§ Exercise data

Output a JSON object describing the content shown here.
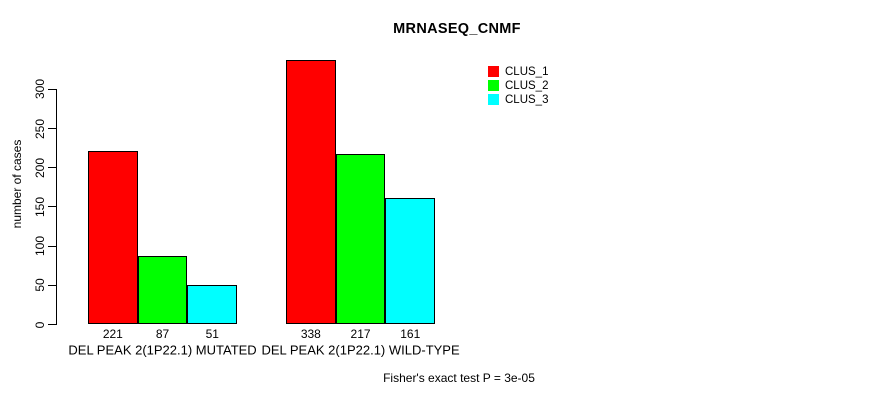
{
  "title": "MRNASEQ_CNMF",
  "chart_data": {
    "type": "bar",
    "title": "MRNASEQ_CNMF",
    "categories": [
      "DEL PEAK 2(1P22.1) MUTATED",
      "DEL PEAK 2(1P22.1) WILD-TYPE"
    ],
    "series": [
      {
        "name": "CLUS_1",
        "color": "#ff0000",
        "values": [
          221,
          338
        ]
      },
      {
        "name": "CLUS_2",
        "color": "#00ff00",
        "values": [
          87,
          217
        ]
      },
      {
        "name": "CLUS_3",
        "color": "#00ffff",
        "values": [
          51,
          161
        ]
      }
    ],
    "xlabel": "",
    "ylabel": "number of cases",
    "yticks": [
      0,
      50,
      100,
      150,
      200,
      250,
      300
    ],
    "ylim": [
      0,
      345
    ],
    "grid": false,
    "bar_value_labels_shown": true,
    "legend": {
      "position": "top-right",
      "entries": [
        "CLUS_1",
        "CLUS_2",
        "CLUS_3"
      ]
    },
    "annotation": "Fisher's exact test P = 3e-05"
  },
  "colors": {
    "background": "#ffffff",
    "bar_border": "#000000",
    "text": "#000000",
    "clus_1": "#ff0000",
    "clus_2": "#00ff00",
    "clus_3": "#00ffff"
  }
}
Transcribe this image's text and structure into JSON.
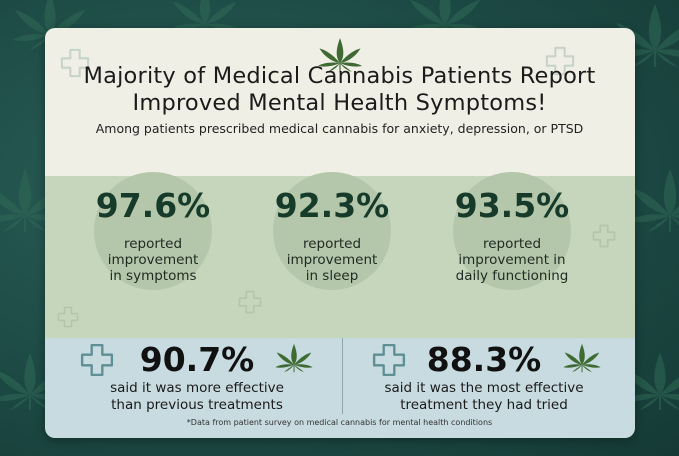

§ Aim of the task
Leaving the pictures aside, transcribe the entire listing exactly.

§ Solution below
Output a JSON object describing the content shown here.
{
  "title": "MRNASEQ_CNMF",
  "chart_data": {
    "type": "bar",
    "title": "MRNASEQ_CNMF",
    "categories": [
      "DEL PEAK 2(1P22.1) MUTATED",
      "DEL PEAK 2(1P22.1) WILD-TYPE"
    ],
    "series": [
      {
        "name": "CLUS_1",
        "color": "#ff0000",
        "values": [
          221,
          338
        ]
      },
      {
        "name": "CLUS_2",
        "color": "#00ff00",
        "values": [
          87,
          217
        ]
      },
      {
        "name": "CLUS_3",
        "color": "#00ffff",
        "values": [
          51,
          161
        ]
      }
    ],
    "xlabel": "",
    "ylabel": "number of cases",
    "yticks": [
      0,
      50,
      100,
      150,
      200,
      250,
      300
    ],
    "ylim": [
      0,
      345
    ],
    "grid": false,
    "bar_value_labels_shown": true,
    "legend": {
      "position": "top-right",
      "entries": [
        "CLUS_1",
        "CLUS_2",
        "CLUS_3"
      ]
    },
    "annotation": "Fisher's exact test P = 3e-05"
  },
  "colors": {
    "background": "#ffffff",
    "bar_border": "#000000",
    "text": "#000000",
    "clus_1": "#ff0000",
    "clus_2": "#00ff00",
    "clus_3": "#00ffff"
  }
}
Transcribe this image's text and structure into JSON.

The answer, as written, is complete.